PROMPT 1:
Copy the forum thread about a tortoise found on its back word for word, from its title to its final post.

# Why would A tortoise be on their back



## HollyAbigail (Mar 11, 2014)

Just wondering, as I found mine on it's back when I woke up( he could have possibly fallen of the log ) but is normal for them fall on to their back themselves or maybe my other tortoise may have knocked him over ? Any ideas so I can prevent it? And if anyone knows the damage it could do to him that may help


----------



## Tom (Mar 11, 2014)

*RE: Why would I tortoise be in their back*

Both are possibilities. How many tortoises, what size and species, and what size enclosure?


----------



## HollyAbigail (Mar 11, 2014)

*Why would I tortoise be in their back*

2 three year old red foots in a four feet Viv the tortoises are tiny


----------



## abclements (Mar 11, 2014)

*Re: Why would I tortoise be in their back*

How big are the tortoises? And when you say a 4 ft viv, is it something like 4'X2'? At three years old, redfoots shouldn't be tiny. They should be pushing 5-7ish inches, give or take a few depending on conditions.


I ask these questions because it could be a possibility of domination by one tort, especially if the enclosure is too small for them


----------



## wellington (Mar 11, 2014)

A 4x4 or 4x2 viv is too small for any two tortoises, pretty much even hatchlings. You need to get them a much bigger enclosure, better if you can get them outside.


----------



## HollyAbigail (Mar 11, 2014)

They are really small, I haven't had them long so I don't know why and weather is to bad here for outside


----------



## Tom (Mar 11, 2014)

To answer your question, yes, it is fairly normal for them to end up on their backs. There is no way to know what happened in this case.


----------

SUPPLIED DATA:
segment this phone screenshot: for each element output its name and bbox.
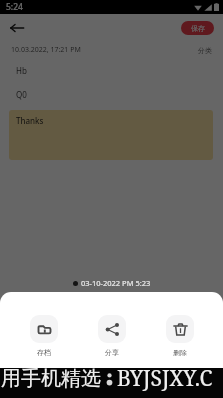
- staticText: 5:24: [6, 1, 23, 13]
- staticText: 分享: [105, 348, 119, 357]
- button[interactable]: 保存: [181, 21, 214, 35]
- button[interactable]: Back: [5, 16, 29, 40]
- button[interactable]: 删除: [166, 315, 194, 357]
- staticText: BYJSJXY.COM: [117, 364, 223, 393]
- button[interactable]: 存档: [30, 315, 58, 357]
- staticText: 03-10-2022 PM 5:23: [81, 278, 151, 288]
- button[interactable]: 分类: [192, 46, 223, 55]
- staticText: 用手机精选: [1, 366, 101, 391]
- staticText: 分类: [198, 46, 212, 55]
- staticText: Thanks: [16, 115, 44, 126]
- button[interactable]: Thanks: [9, 110, 213, 160]
- staticText: Hb: [16, 65, 27, 76]
- staticText: 10.03.2022, 17:21 PM: [11, 45, 81, 55]
- staticText: 保存: [191, 24, 205, 33]
- staticText: 删除: [173, 348, 187, 357]
- staticText: 存档: [37, 348, 51, 357]
- button[interactable]: 分享: [98, 315, 126, 357]
- staticText: Q0: [16, 89, 27, 100]
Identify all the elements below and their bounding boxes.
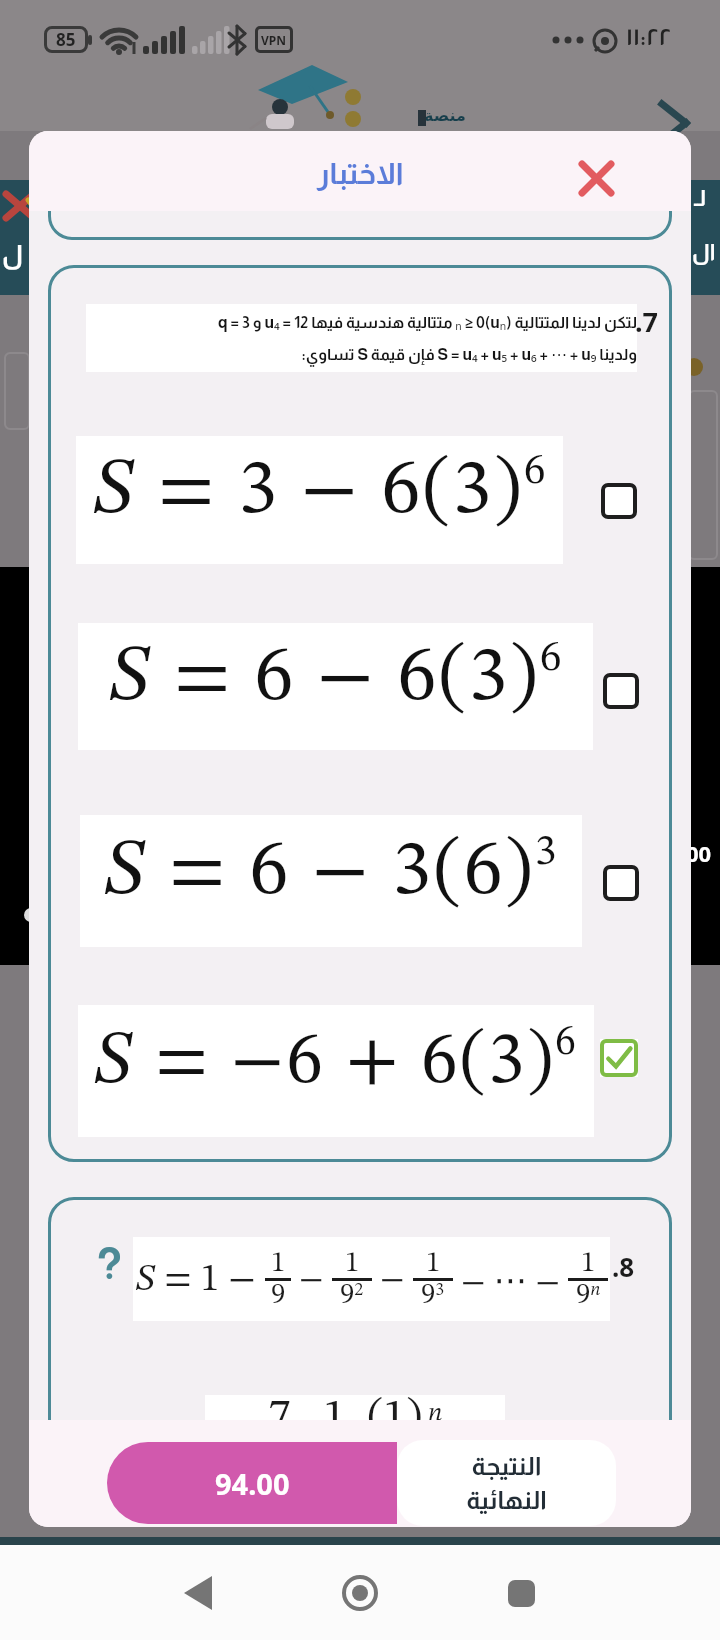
staticText: ال <box>692 240 716 265</box>
staticText: 9n <box>576 1281 601 1310</box>
staticText: الاختبار <box>317 157 404 190</box>
staticText: ‎.7 <box>635 303 659 340</box>
button[interactable]: S = 6 − 6(3)6 <box>78 623 593 750</box>
button[interactable] <box>603 673 639 709</box>
staticText: 9 <box>271 1281 286 1310</box>
staticText: 1 <box>581 1249 596 1278</box>
button[interactable] <box>601 483 637 519</box>
staticText: ١١:٢٢ <box>626 24 672 50</box>
staticText: النتيجة النهائية <box>466 1452 547 1515</box>
staticText: S = 6 − 6(3)6 <box>108 636 564 718</box>
staticText: VPN <box>261 32 287 48</box>
staticText: لتكن لدينا المتتالية (uₙ)ₙ ≥ 0 متتالية ه… <box>86 311 637 365</box>
staticText: 00 <box>686 838 712 868</box>
staticText: 92 <box>340 1281 364 1310</box>
staticText: − <box>372 1263 413 1297</box>
button[interactable] <box>508 1580 535 1607</box>
button[interactable]: 94.00 <box>107 1442 397 1524</box>
staticText: S = 3 − 6(3)6 <box>92 449 548 531</box>
staticText: 85 <box>56 28 76 51</box>
staticText: 1 <box>345 1249 360 1278</box>
staticText: 93 <box>421 1281 445 1310</box>
staticText: 7 1 (1) n <box>268 1395 443 1441</box>
staticText: S = −6 + 6(3)6 <box>93 1022 579 1100</box>
button[interactable] <box>658 100 690 146</box>
button[interactable]: S = −6 + 6(3)6 <box>78 1005 594 1137</box>
staticText: لـ <box>694 186 706 211</box>
button[interactable] <box>342 1575 378 1611</box>
staticText: 94.00 <box>215 1464 290 1503</box>
button[interactable]: S = 3 − 6(3)6 <box>76 436 563 564</box>
staticText: S = 6 − 3(6)3 <box>103 830 559 912</box>
staticText: منصة <box>424 106 466 125</box>
button[interactable] <box>184 1576 212 1610</box>
staticText: ل <box>2 240 23 269</box>
staticText: − ⋯ − <box>453 1260 568 1300</box>
button[interactable] <box>600 1039 638 1077</box>
button[interactable] <box>603 865 639 901</box>
staticText: ? <box>96 1239 123 1288</box>
staticText: ‎.8 <box>612 1249 635 1284</box>
staticText: − <box>291 1263 332 1297</box>
staticText: S = 1 − <box>135 1261 265 1299</box>
staticText: 1 <box>271 1249 286 1278</box>
button[interactable]: S = 6 − 3(6)3 <box>80 815 582 947</box>
staticText: 1 <box>426 1249 441 1278</box>
button[interactable] <box>575 157 617 199</box>
button[interactable]: النتيجة النهائية <box>397 1440 616 1526</box>
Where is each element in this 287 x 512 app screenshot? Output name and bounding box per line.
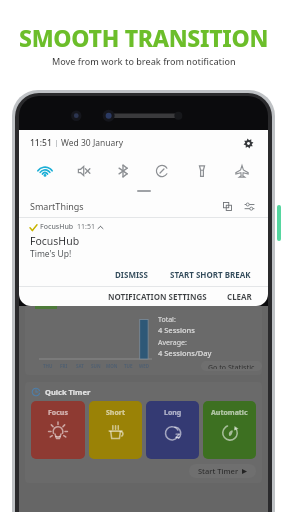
button[interactable]: Auto rotate: [142, 156, 182, 186]
button[interactable]: Devices: [219, 198, 235, 214]
staticText: NOTIFICATION SETTINGS: [108, 291, 207, 302]
button[interactable]: Automatic: [203, 401, 256, 459]
staticText: Total:: [158, 315, 176, 325]
button[interactable]: Sound off: [64, 156, 103, 186]
staticText: 4 Sessions: [158, 325, 195, 335]
staticText: Short: [106, 408, 125, 418]
button[interactable]: FocusHub: [19, 218, 268, 286]
staticText: FocusHub: [30, 234, 80, 248]
staticText: CLEAR: [227, 291, 252, 302]
button[interactable]: Wi-Fi: [25, 156, 64, 186]
staticText: Go to Statistic: [208, 363, 255, 369]
button[interactable]: Short: [89, 401, 142, 459]
staticText: SmartThings: [30, 200, 84, 212]
staticText: 11:51: [30, 137, 52, 149]
staticText: WED: [139, 363, 150, 369]
button[interactable]: Bluetooth: [103, 156, 142, 186]
staticText: 11:51: [77, 222, 95, 232]
button[interactable]: DISMISS: [109, 266, 154, 283]
button[interactable]: START SHORT BREAK: [164, 266, 257, 283]
button[interactable]: NOTIFICATION SETTINGS: [103, 288, 212, 305]
staticText: Start Timer: [198, 466, 239, 476]
button[interactable]: Airplane mode: [222, 156, 262, 186]
button[interactable]: Focus: [31, 401, 85, 459]
staticText: START SHORT BREAK: [170, 269, 251, 280]
staticText: TUE: [124, 363, 133, 369]
staticText: Automatic: [211, 408, 248, 418]
staticText: Long: [164, 408, 182, 418]
staticText: Average:: [158, 338, 187, 348]
staticText: MON: [106, 363, 118, 369]
button[interactable]: CLEAR: [222, 288, 257, 305]
staticText: DISMISS: [115, 269, 148, 280]
button[interactable]: Long: [146, 401, 199, 459]
button[interactable]: Start Timer: [189, 464, 256, 478]
button[interactable]: Go to Statistic: [201, 361, 262, 371]
staticText: Quick Timer: [45, 387, 91, 397]
staticText: SAT: [76, 363, 84, 369]
staticText: Focus: [48, 408, 68, 418]
button[interactable]: Quick settings: [241, 198, 257, 214]
staticText: FRI: [60, 363, 68, 369]
staticText: SMOOTH TRANSITION: [19, 22, 269, 53]
staticText: FocusHub: [40, 222, 74, 232]
staticText: 4 Sessions/Day: [158, 348, 212, 358]
staticText: Wed 30 January: [61, 137, 124, 149]
staticText: SUN: [91, 363, 101, 369]
button[interactable]: Flashlight: [182, 156, 222, 186]
staticText: Move from work to break from notificatio…: [52, 55, 236, 67]
staticText: Time's Up!: [30, 248, 72, 260]
button[interactable]: Settings: [239, 134, 257, 152]
staticText: THU: [43, 363, 53, 369]
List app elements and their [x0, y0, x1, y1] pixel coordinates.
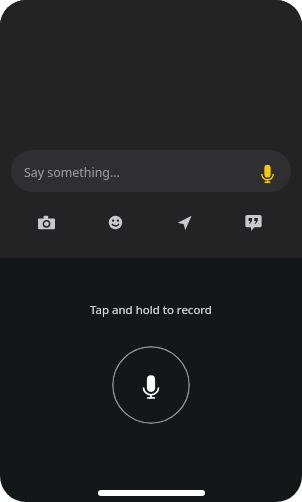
- button[interactable]: Voice input: [253, 157, 281, 185]
- button[interactable]: Say something...: [11, 150, 291, 192]
- button[interactable]: Quote: [219, 192, 288, 252]
- button[interactable]: Record: [112, 346, 190, 424]
- staticText: Say something...: [24, 164, 120, 181]
- button[interactable]: Location: [150, 192, 219, 252]
- button[interactable]: Camera: [12, 192, 81, 252]
- staticText: Tap and hold to record: [90, 302, 212, 318]
- button[interactable]: Emoji: [81, 192, 150, 252]
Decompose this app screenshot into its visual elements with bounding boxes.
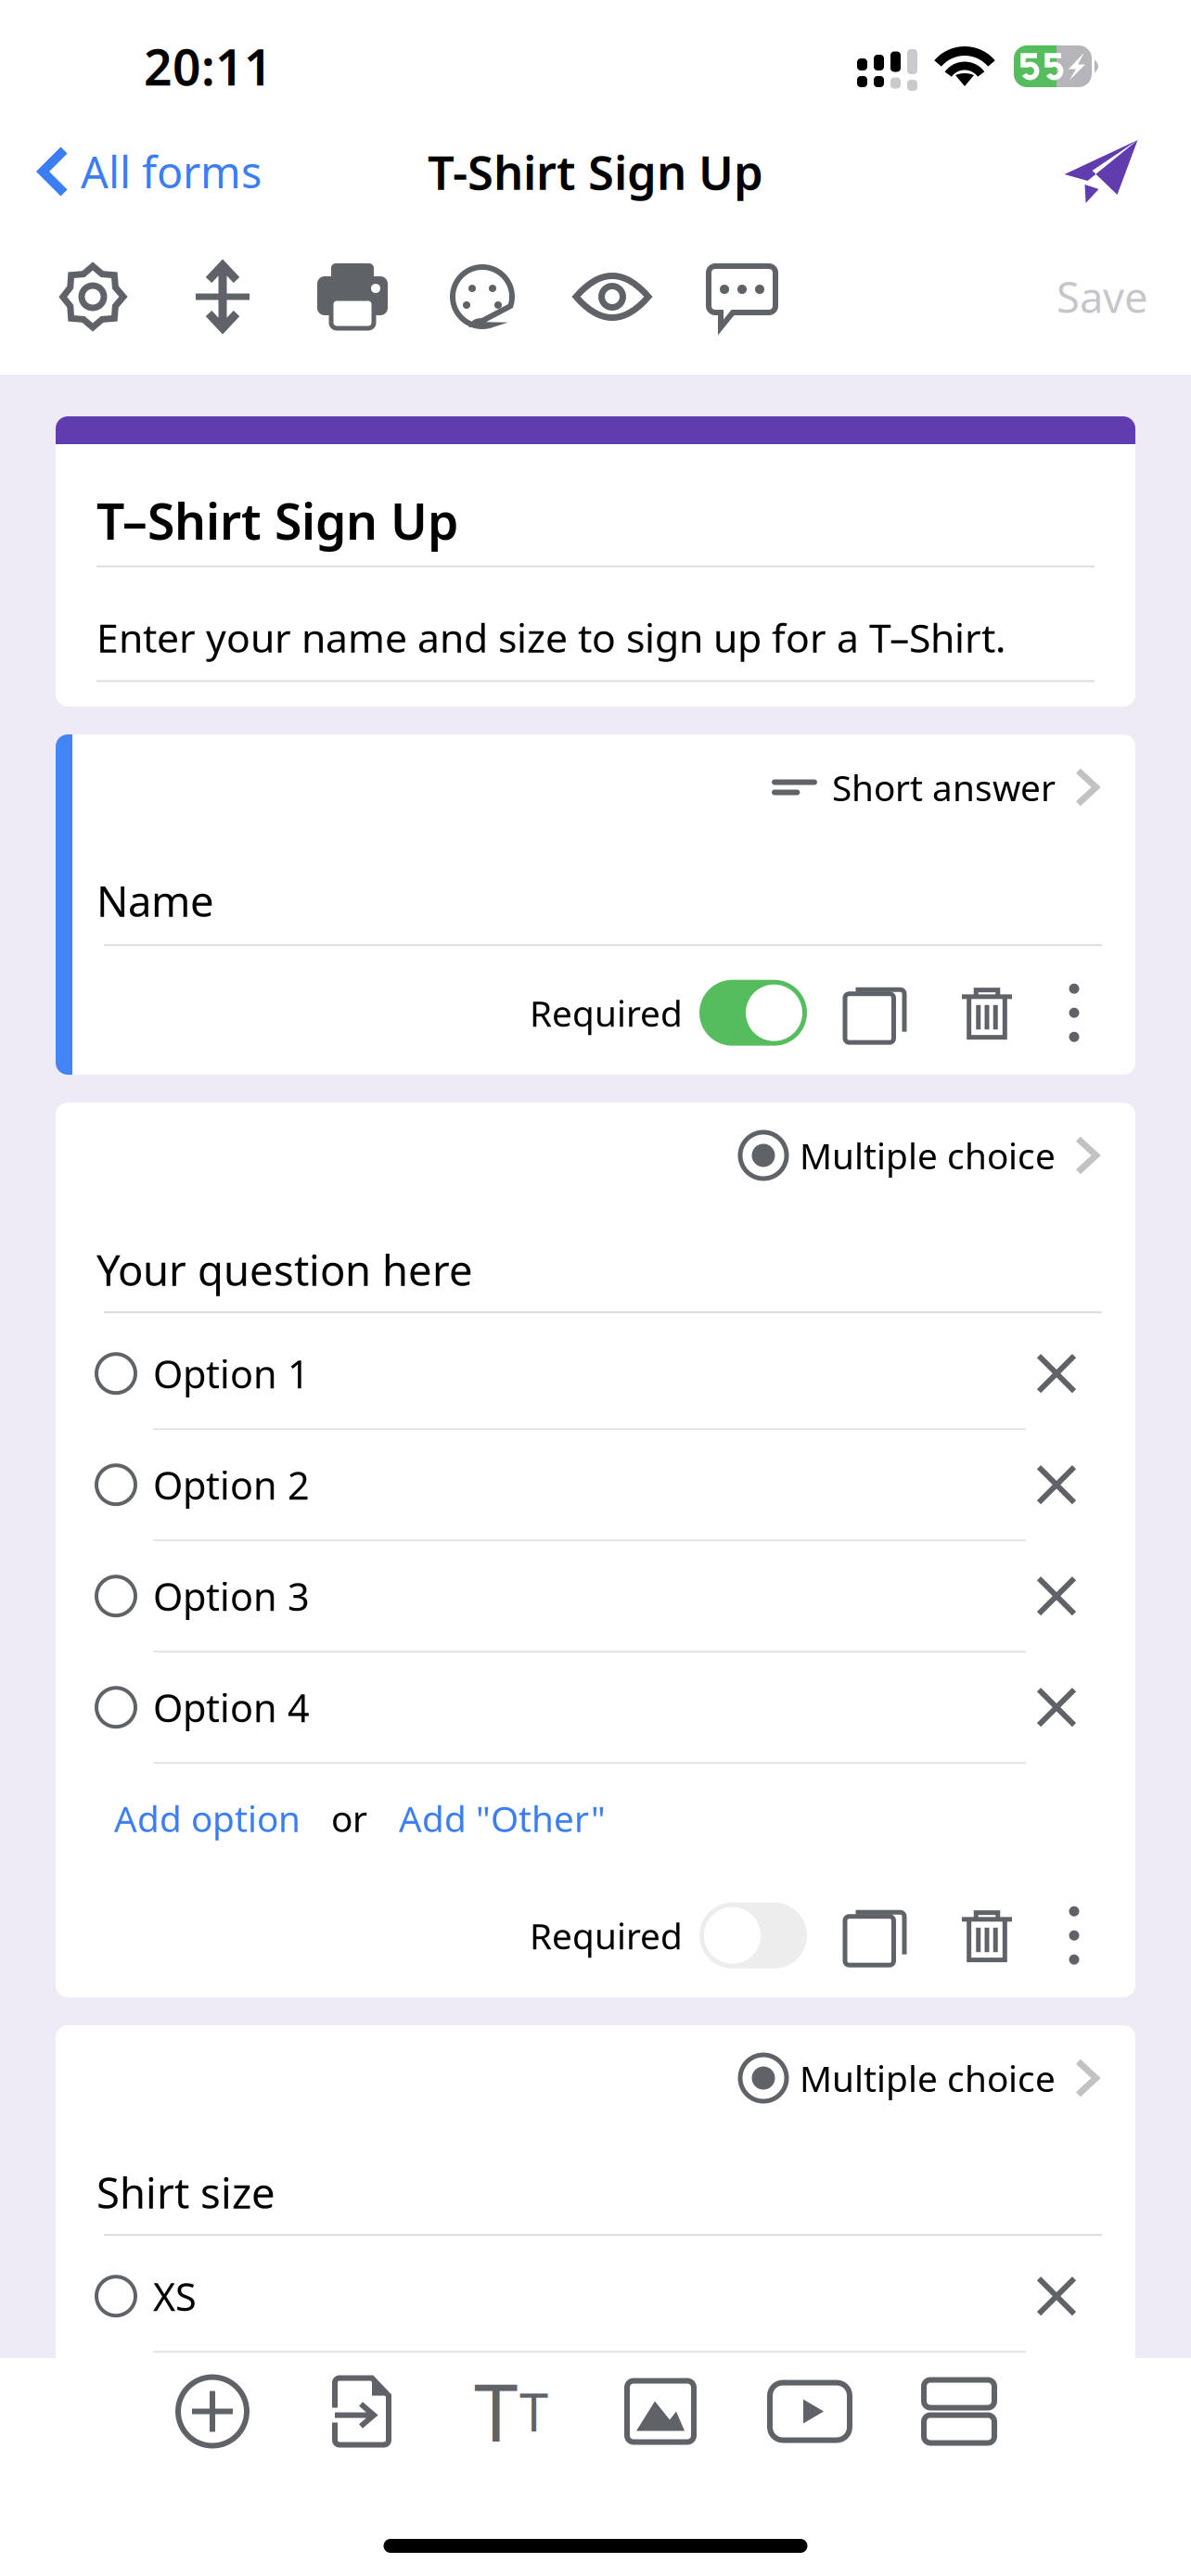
button[interactable]: Required, on	[699, 980, 807, 1046]
staticText: Short answer	[832, 763, 1056, 811]
staticText: Option 2	[153, 1459, 310, 1510]
staticText: All forms	[81, 143, 262, 200]
staticText: XS	[153, 2271, 197, 2322]
staticText: Name	[96, 873, 214, 928]
staticText: Required	[530, 989, 683, 1037]
button[interactable]: Delete question	[959, 1908, 1015, 1963]
button[interactable]: Add section	[899, 2358, 1019, 2465]
button[interactable]: Delete question	[959, 985, 1015, 1041]
button[interactable]: Option 3	[96, 1541, 1109, 1651]
button[interactable]: More options	[1060, 984, 1088, 1042]
staticText: T-Shirt Sign Up	[428, 140, 763, 203]
staticText: Option 3	[153, 1571, 310, 1622]
button[interactable]: Add title and description	[451, 2358, 571, 2465]
button[interactable]: Duplicate question	[845, 1906, 904, 1965]
button[interactable]: More options	[1060, 1906, 1088, 1965]
button[interactable]: S	[96, 2353, 1109, 2462]
button[interactable]: Preview	[547, 235, 677, 359]
button[interactable]: Add image	[600, 2358, 721, 2465]
staticText: Option 1	[153, 1348, 310, 1399]
staticText: Enter your name and size to sign up for …	[96, 611, 1005, 663]
staticText: Add "Other"	[399, 1794, 606, 1842]
button[interactable]: Add "Other"	[399, 1794, 606, 1842]
button[interactable]: Option 2	[96, 1430, 1109, 1539]
button[interactable]: Add option	[114, 1794, 301, 1842]
button[interactable]: Duplicate question	[845, 983, 904, 1042]
button[interactable]: Option 4	[96, 1653, 1109, 1762]
button[interactable]: Add question	[152, 2358, 273, 2465]
button[interactable]: XS	[96, 2241, 1109, 2351]
button[interactable]: Short answer	[96, 760, 1109, 814]
staticText: T–Shirt Sign Up	[96, 488, 458, 553]
staticText: T	[474, 2359, 518, 2464]
staticText: 20:11	[144, 33, 273, 99]
button[interactable]: Add video	[749, 2358, 870, 2465]
staticText: T	[519, 2377, 548, 2446]
button[interactable]: Option 1	[96, 1319, 1109, 1428]
button[interactable]: Import questions	[301, 2358, 422, 2465]
staticText: Save	[1057, 269, 1148, 325]
button[interactable]: Theme	[417, 235, 547, 359]
staticText: Shirt size	[96, 2164, 275, 2220]
button[interactable]: Print	[288, 235, 417, 359]
staticText: Your question here	[96, 1242, 473, 1297]
button[interactable]: Reorder questions	[158, 235, 288, 359]
button[interactable]: Comments	[677, 235, 807, 359]
button[interactable]: Save	[1057, 235, 1191, 359]
button[interactable]: M	[96, 2464, 1109, 2573]
staticText: Option 4	[153, 1682, 310, 1733]
staticText: Add option	[114, 1794, 301, 1842]
button[interactable]: All forms	[0, 121, 284, 223]
button[interactable]: Settings	[28, 235, 158, 359]
staticText: or	[331, 1794, 367, 1842]
staticText: Required	[530, 1912, 683, 1959]
staticText: Multiple choice	[800, 1132, 1056, 1179]
button[interactable]: Multiple choice	[96, 2051, 1109, 2105]
button[interactable]: Multiple choice	[96, 1129, 1109, 1182]
button[interactable]: Required, off	[699, 1903, 807, 1968]
button[interactable]: Send form	[1050, 121, 1152, 223]
staticText: Multiple choice	[800, 2054, 1056, 2102]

PROMPT 2:
In the stretch of the records from the start through the line containing "Identify all the", replace "interactable" with "clickable" and keep everything else unchanged. Give back only those lines, without the pictures.

EXERCISE OUTPUT 1:
# Why would A tortoise be on their back



## HollyAbigail (Mar 11, 2014)

Just wondering, as I found mine on it's back when I woke up( he could have possibly fallen of the log ) but is normal for them fall on to their back themselves or maybe my other tortoise may have knocked him over ? Any ideas so I can prevent it? And if anyone knows the damage it could do to him that may help


----------



## Tom (Mar 11, 2014)

*RE: Why would I tortoise be in their back*

Both are possibilities. How many tortoises, what size and species, and what size enclosure?


----------



## HollyAbigail (Mar 11, 2014)

*Why would I tortoise be in their back*

2 three year old red foots in a four feet Viv the tortoises are tiny


----------



## abclements (Mar 11, 2014)

*Re: Why would I tortoise be in their back*

How big are the tortoises? And when you say a 4 ft viv, is it something like 4'X2'? At three years old, redfoots shouldn't be tiny. They should be pushing 5-7ish inches, give or take a few depending on conditions.


I ask these questions because it could be a possibility of domination by one tort, especially if the enclosure is too small for them


----------



## wellington (Mar 11, 2014)

A 4x4 or 4x2 viv is too small for any two tortoises, pretty much even hatchlings. You need to get them a much bigger enclosure, better if you can get them outside.


----------



## HollyAbigail (Mar 11, 2014)

They are really small, I haven't had them long so I don't know why and weather is to bad here for outside


----------



## Tom (Mar 11, 2014)

To answer your question, yes, it is fairly normal for them to end up on their backs. There is no way to know what happened in this case.


----------

EXERCISE OUTPUT 2:
segment this phone screenshot: for each element output its name and bbox.
- staticText: 5:24: [6, 1, 23, 13]
- staticText: 分享: [105, 348, 119, 357]
- button[clickable]: 保存: [181, 21, 214, 35]
- button[clickable]: Back: [5, 16, 29, 40]
- button[clickable]: 删除: [166, 315, 194, 357]
- staticText: BYJSJXY.COM: [117, 364, 223, 393]
- button[clickable]: 存档: [30, 315, 58, 357]
- staticText: 03-10-2022 PM 5:23: [81, 278, 151, 288]
- button[clickable]: 分类: [192, 46, 223, 55]
- staticText: 用手机精选: [1, 366, 101, 391]
- staticText: 分类: [198, 46, 212, 55]
- staticText: Thanks: [16, 115, 44, 126]
- button[clickable]: Thanks: [9, 110, 213, 160]
- staticText: Hb: [16, 65, 27, 76]
- staticText: 10.03.2022, 17:21 PM: [11, 45, 81, 55]
- staticText: 保存: [191, 24, 205, 33]
- staticText: 删除: [173, 348, 187, 357]
- staticText: 存档: [37, 348, 51, 357]
- button[clickable]: 分享: [98, 315, 126, 357]
- staticText: Q0: [16, 89, 27, 100]
Identify all the elements below and their bounding boxes.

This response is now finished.